● Exercise brief:
Which lines in the listing below contain the string "image"? Pull out each of those lines and copy it in full.

● Information supplied:
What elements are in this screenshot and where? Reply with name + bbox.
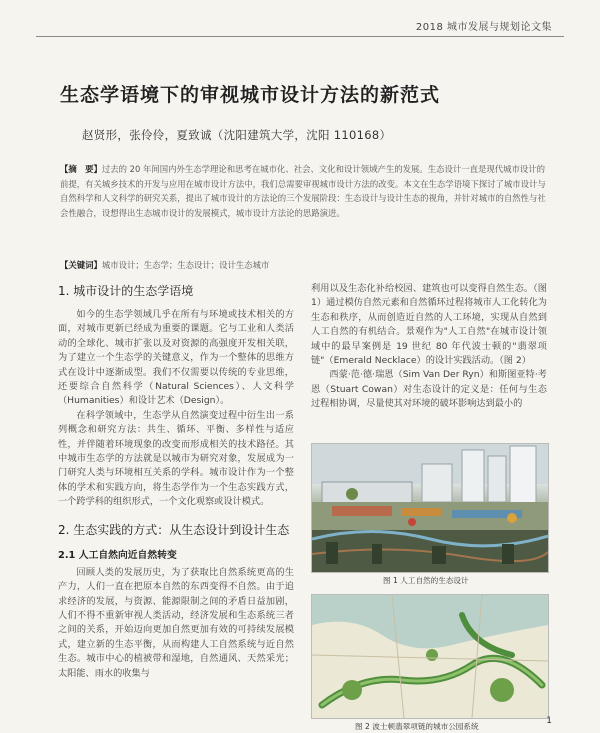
keywords [60, 259, 548, 271]
section-1-paragraph-2: 在科学领域中，生态学从自然演变过程中衍生出一系列概念和研究方法：共生、循环、平衡、多样性与适应性，并伴随着环境现象的改变而形成相关的技术路径。其中城市生态学的方法就是以城市为研究对象，发展成为一门研究人类与环境相互关系的学科。城市设计作为一个整体的学术和实践方向，将生态学作为一个生态实践方式，一个跨学科的组织形式，一个文化观察或设计模式。 [58, 409, 294, 508]
figure-1-illustration [312, 444, 548, 572]
section-1-paragraph-1: 如今的生态学领域几乎在所有与环境或技术相关的方面，对城市更新已经成为重要的课题。它与工业和人类活动的全球化、城市扩张以及对资源的高强度开发相关联，为了建立一个生态学的关键意义，作为一个整体的思维方式在设计中逐渐成型。我们不仅需要以传统的专业思维，还要综合自然科学（Natural Sciences）、人文科学（Humanities）和设计艺术（Design）。 [58, 309, 294, 407]
figure-2-map [312, 595, 548, 718]
page-number: 1 [546, 716, 552, 726]
figure-1-image [311, 443, 549, 573]
right-paragraph-2: 西蒙·范·德·瑞恩（Sim Van Der Ryn）和斯图亚特·考恩（Stuart Cowan）对生态设计的定义是：任何与生态过程相协调，尽量使其对环境的破坏影响达到最小的 [311, 369, 547, 410]
keywords-label: 【关键词】 [60, 260, 102, 270]
keywords-text: 城市设计；生态学；生态设计；设计生态城市 [101, 260, 270, 270]
section-2-heading: 2. 生态实践的方式：从生态设计到设计生态 [58, 522, 290, 537]
left-column [58, 282, 294, 681]
right-paragraph-1: 利用以及生态化补给校园、建筑也可以变得自然生态。（图 1）通过模仿自然元素和自然循环过程将城市人工化转化为生态和秩序，从而创造近自然的人工环境，实现从自然到人工自然的有机结合。景观作为"人工自然"在城市设计领域中的最早案例是 19 世纪 80 年代波士顿的"翡翠项链"（Emerald Necklace）的设计实践活动。（图 2） [311, 283, 547, 367]
paper-title: 生态学语境下的审视城市设计方法的新范式 [60, 84, 441, 106]
abstract-label: 【摘 要】 [60, 164, 102, 174]
right-column [311, 282, 547, 412]
abstract-text: 过去的 20 年间国内外生态学理论和思考在城市化、社会、文化和设计领域产生的发展。生态设计一直是现代城市设计的前提，有关城乡技术的开发与应用在城市设计方法中，我们总需要审视城市设计方法的改变。本文在生态学语境下探讨了城市设计与自然科学和人文科学的研究关系，提出了城市设计的方法论的三个发展阶段：生态设计与设计生态的视角，并针对城市的自然性与社会性融合，设想得出生态城市设计的发展模式，城市设计方法论的思路演进。 [60, 164, 546, 218]
figure-1-caption: 图 1 人工自然的生态设计 [383, 576, 469, 585]
author-line: 赵贤形，张伶伶，夏致诚（沈阳建筑大学，沈阳 110168） [82, 128, 392, 142]
section-2-1-paragraph: 回顾人类的发展历史，为了获取比自然系统更高的生产力，人们一直在把原本自然的东西变得不自然。由于追求经济的发展，与资源、能源限制之间的矛盾日益加剧，人们不得不重新审视人类活动，经济发展和生态系统三者之间的关系，开始迈向更加自然更加有效的可持续发展模式，建立新的生态平衡，从而构建人工自然系统与近自然生态。城市中心的植被带和湿地，自然通风、天然采光；太阳能、雨水的收集与 [58, 566, 294, 679]
header-rule [36, 36, 564, 37]
section-1-heading: 1. 城市设计的生态学语境 [58, 284, 194, 298]
abstract [60, 162, 548, 220]
running-head: 2018 城市发展与规划论文集 [415, 22, 552, 33]
section-2-1-heading: 2.1 人工自然向近自然转变 [58, 549, 177, 561]
figure-2-image [311, 594, 549, 719]
figure-2-caption: 图 2 波士顿翡翠项链的城市公园系统 [355, 722, 479, 731]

● Exercise response:
figure-1-image [311, 443, 549, 573]
figure-2-image [311, 594, 549, 719]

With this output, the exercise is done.